**What the exercise asks**
Show each line of the items below that contains the string "axis", where uppercase and lowercase letters must match.

**Input data**

_ _ _ _ _ _ _

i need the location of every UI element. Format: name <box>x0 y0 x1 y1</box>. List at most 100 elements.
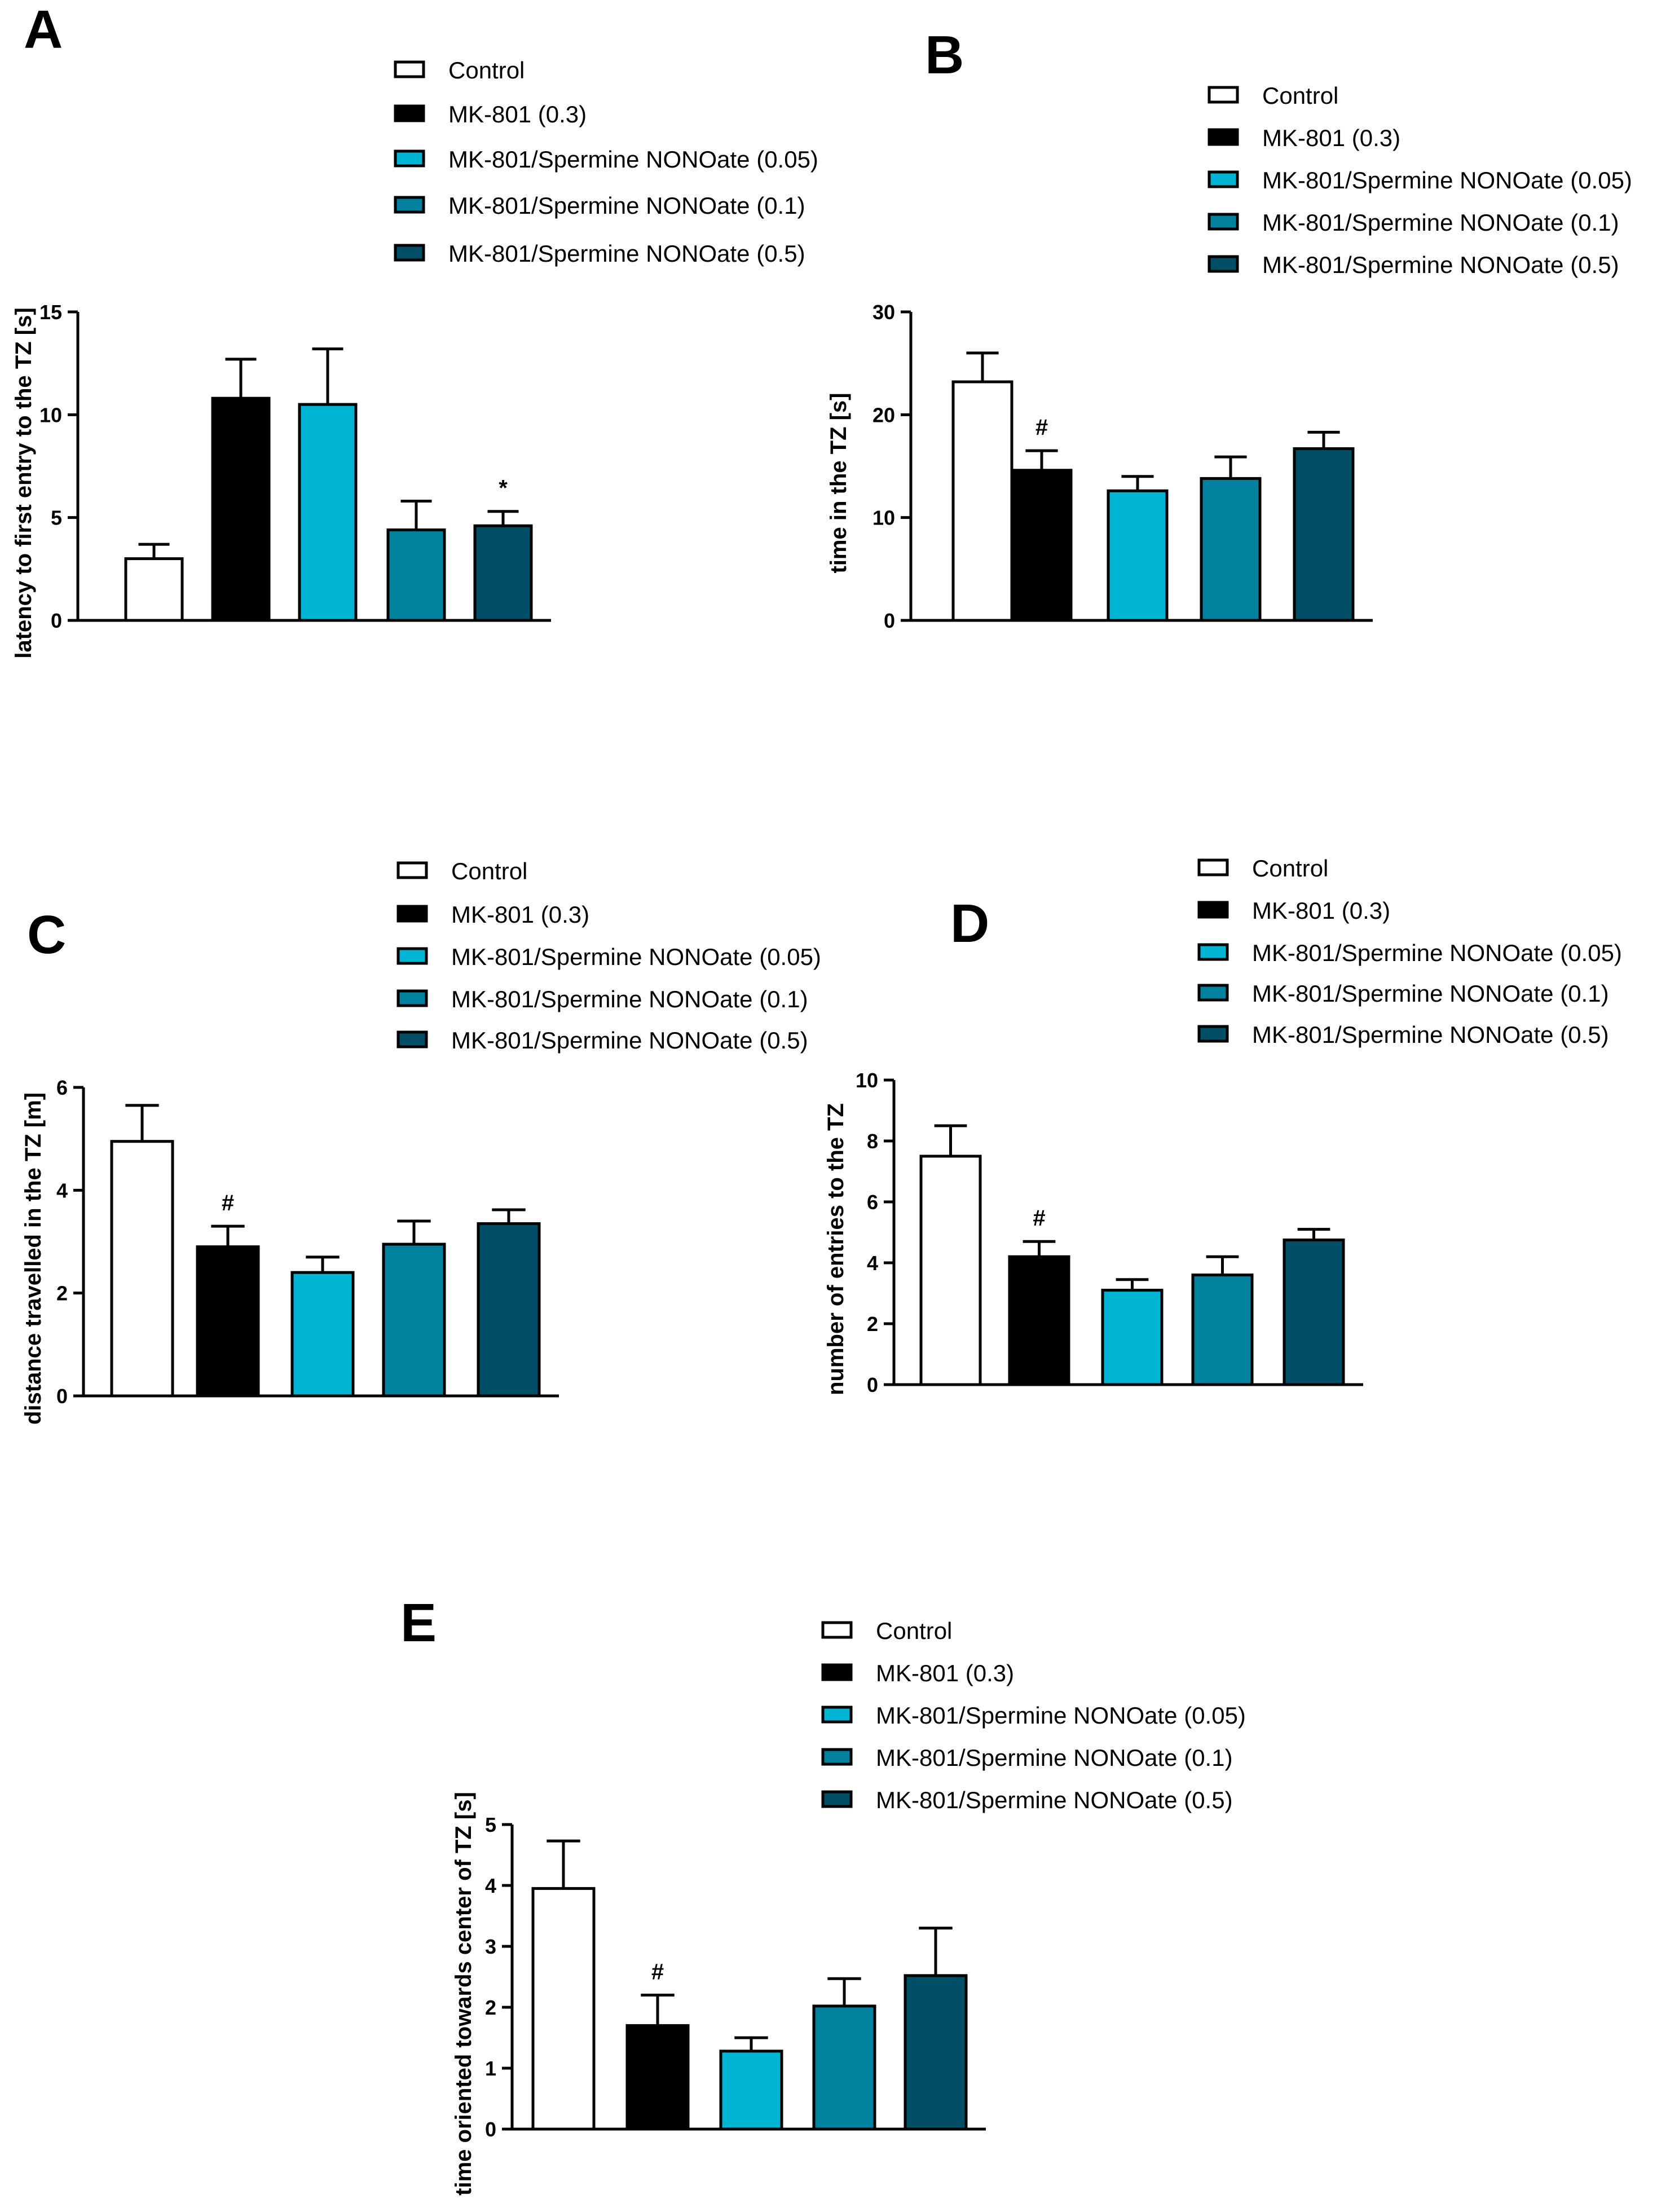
bar-c-control <box>110 1140 174 1398</box>
legend-label-mk-801-spermine-nonoate-0-05: MK-801/Spermine NONOate (0.05) <box>451 944 821 970</box>
y-tick-label-e-0: 0 <box>485 2118 496 2141</box>
legend-swatch-mk-801-0-3 <box>821 1663 853 1681</box>
bar-d-mk-801-spermine-nonoate-0-1 <box>1191 1274 1254 1386</box>
panel-letter-c: C <box>27 905 66 965</box>
significance-mark-e-1: # <box>651 1959 664 1984</box>
legend-label-mk-801-spermine-nonoate-0-5: MK-801/Spermine NONOate (0.5) <box>1252 1021 1609 1048</box>
panel-d: D Control MK-801 (0.3) MK-801/Spermine NONO… <box>823 855 1622 1396</box>
legend-swatch-mk-801-spermine-nonoate-0-1 <box>396 989 428 1007</box>
bar-c-mk-801-spermine-nonoate-0-1 <box>382 1242 446 1398</box>
legend-label-mk-801-0-3: MK-801 (0.3) <box>1252 897 1390 924</box>
legend-swatch-mk-801-spermine-nonoate-0-1 <box>821 1748 853 1766</box>
significance-mark-c-1: # <box>222 1191 234 1215</box>
bar-a-mk-801-spermine-nonoate-0-1 <box>386 528 446 622</box>
legend-label-mk-801-spermine-nonoate-0-1: MK-801/Spermine NONOate (0.1) <box>876 1744 1233 1771</box>
panel-a: A Control MK-801 (0.3) MK-801/Spermine NONO… <box>11 0 818 659</box>
legend-swatch-mk-801-spermine-nonoate-0-05 <box>1208 170 1239 188</box>
y-tick-label-d-4: 8 <box>867 1130 878 1153</box>
y-tick-label-e-4: 4 <box>485 1874 496 1897</box>
bar-a-mk-801-0-3 <box>211 396 271 622</box>
legend-label-mk-801-spermine-nonoate-0-1: MK-801/Spermine NONOate (0.1) <box>1262 209 1619 236</box>
bar-a-mk-801-spermine-nonoate-0-05 <box>298 403 358 622</box>
legend-label-mk-801-0-3: MK-801 (0.3) <box>876 1660 1014 1686</box>
bar-e-mk-801-0-3 <box>625 2024 690 2131</box>
panel-e: E Control MK-801 (0.3) MK-801/Spermine NONO… <box>400 1593 1246 2196</box>
y-tick-label-d-3: 6 <box>867 1191 878 1214</box>
legend-label-control: Control <box>1252 855 1328 882</box>
y-axis-label-e: time oriented towards center of TZ [s] <box>451 1792 476 2196</box>
bar-c-mk-801-spermine-nonoate-0-05 <box>290 1271 355 1398</box>
legend-swatch-mk-801-spermine-nonoate-0-1 <box>1208 213 1239 231</box>
bar-e-mk-801-spermine-nonoate-0-05 <box>719 2050 783 2131</box>
y-tick-label-a-3: 15 <box>39 301 62 324</box>
y-tick-label-d-2: 4 <box>867 1252 878 1275</box>
bar-e-mk-801-spermine-nonoate-0-1 <box>812 2004 876 2131</box>
y-tick-label-a-0: 0 <box>51 609 62 632</box>
bar-c-mk-801-spermine-nonoate-0-5 <box>477 1222 541 1398</box>
legend-swatch-mk-801-spermine-nonoate-0-1 <box>1197 984 1229 1002</box>
legend-label-control: Control <box>1262 82 1338 109</box>
bar-b-mk-801-spermine-nonoate-0-1 <box>1200 477 1262 622</box>
panel-letter-b: B <box>925 25 964 85</box>
y-tick-label-e-2: 2 <box>485 1996 496 2019</box>
bar-b-mk-801-spermine-nonoate-0-05 <box>1107 489 1169 622</box>
legend-label-control: Control <box>451 858 527 884</box>
y-tick-label-b-1: 10 <box>872 506 895 530</box>
y-tick-label-d-5: 10 <box>856 1069 878 1092</box>
bar-e-control <box>531 1887 596 2131</box>
legend-swatch-control <box>821 1621 853 1639</box>
legend-label-mk-801-spermine-nonoate-0-5: MK-801/Spermine NONOate (0.5) <box>1262 252 1619 278</box>
legend-swatch-control <box>1197 858 1229 876</box>
panel-letter-d: D <box>950 893 989 954</box>
y-axis-label-b: time in the TZ [s] <box>826 393 851 574</box>
bar-d-mk-801-spermine-nonoate-0-05 <box>1101 1289 1164 1386</box>
legend-swatch-mk-801-spermine-nonoate-0-05 <box>394 149 425 168</box>
legend-swatch-mk-801-spermine-nonoate-0-5 <box>821 1790 853 1808</box>
y-tick-label-d-0: 0 <box>867 1373 878 1396</box>
legend-label-mk-801-spermine-nonoate-0-5: MK-801/Spermine NONOate (0.5) <box>876 1787 1233 1813</box>
legend-swatch-mk-801-spermine-nonoate-0-5 <box>396 1030 428 1048</box>
legend-swatch-mk-801-0-3 <box>396 905 428 923</box>
significance-mark-a-4: * <box>499 476 508 501</box>
legend-swatch-mk-801-0-3 <box>1197 901 1229 919</box>
bar-c-mk-801-0-3 <box>196 1245 260 1398</box>
panel-c: C Control MK-801 (0.3) MK-801/Spermine NONO… <box>21 858 821 1425</box>
significance-mark-d-1: # <box>1033 1206 1045 1231</box>
legend-swatch-mk-801-spermine-nonoate-0-5 <box>394 244 425 262</box>
bar-b-mk-801-0-3 <box>1011 469 1073 622</box>
bar-d-control <box>919 1155 982 1386</box>
bar-d-mk-801-spermine-nonoate-0-5 <box>1283 1239 1345 1386</box>
y-axis-label-a: latency to first entry to the TZ [s] <box>11 307 36 658</box>
legend-label-mk-801-spermine-nonoate-0-1: MK-801/Spermine NONOate (0.1) <box>448 192 805 219</box>
bar-e-mk-801-spermine-nonoate-0-5 <box>904 1974 968 2131</box>
bar-a-mk-801-spermine-nonoate-0-5 <box>473 524 533 622</box>
legend-swatch-mk-801-spermine-nonoate-0-1 <box>394 196 425 214</box>
panel-letter-a: A <box>24 0 63 60</box>
legend-swatch-mk-801-spermine-nonoate-0-05 <box>396 947 428 965</box>
legend-swatch-mk-801-spermine-nonoate-0-05 <box>1197 943 1229 961</box>
legend-swatch-control <box>1208 86 1239 104</box>
legend-label-mk-801-0-3: MK-801 (0.3) <box>1262 125 1400 151</box>
legend-swatch-mk-801-spermine-nonoate-0-5 <box>1197 1025 1229 1043</box>
panel-b: B Control MK-801 (0.3) MK-801/Spermine NONO… <box>826 25 1632 632</box>
legend-swatch-mk-801-0-3 <box>1208 128 1239 146</box>
y-tick-label-c-1: 2 <box>56 1282 68 1305</box>
y-axis-label-c: distance travelled in the TZ [m] <box>21 1092 46 1425</box>
y-tick-label-b-0: 0 <box>884 609 895 632</box>
y-axis-label-d: number of entries to the TZ <box>823 1103 848 1395</box>
bar-b-mk-801-spermine-nonoate-0-5 <box>1293 447 1355 622</box>
legend-label-control: Control <box>876 1618 952 1644</box>
legend-label-mk-801-spermine-nonoate-0-5: MK-801/Spermine NONOate (0.5) <box>448 240 805 267</box>
y-tick-label-d-1: 2 <box>867 1312 878 1336</box>
legend-label-mk-801-spermine-nonoate-0-05: MK-801/Spermine NONOate (0.05) <box>1262 167 1632 193</box>
y-tick-label-b-3: 30 <box>872 301 895 324</box>
legend-label-mk-801-spermine-nonoate-0-1: MK-801/Spermine NONOate (0.1) <box>451 986 808 1012</box>
y-tick-label-a-2: 10 <box>39 403 62 426</box>
legend-label-mk-801-0-3: MK-801 (0.3) <box>448 101 587 127</box>
y-tick-label-c-0: 0 <box>56 1385 68 1408</box>
y-tick-label-c-2: 4 <box>56 1179 68 1202</box>
y-tick-label-e-3: 3 <box>485 1935 496 1958</box>
bar-d-mk-801-0-3 <box>1008 1255 1070 1386</box>
legend-label-mk-801-0-3: MK-801 (0.3) <box>451 901 589 928</box>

_ _ _ _ _ _ _

**Correct answer**
y-axis-label-e: time oriented towards center of TZ [s] <box>451 1792 476 2196</box>
y-axis-label-b: time in the TZ [s] <box>826 393 851 574</box>
y-axis-label-a: latency to first entry to the TZ [s] <box>11 307 36 658</box>
y-axis-label-c: distance travelled in the TZ [m] <box>21 1092 46 1425</box>
y-axis-label-d: number of entries to the TZ <box>823 1103 848 1395</box>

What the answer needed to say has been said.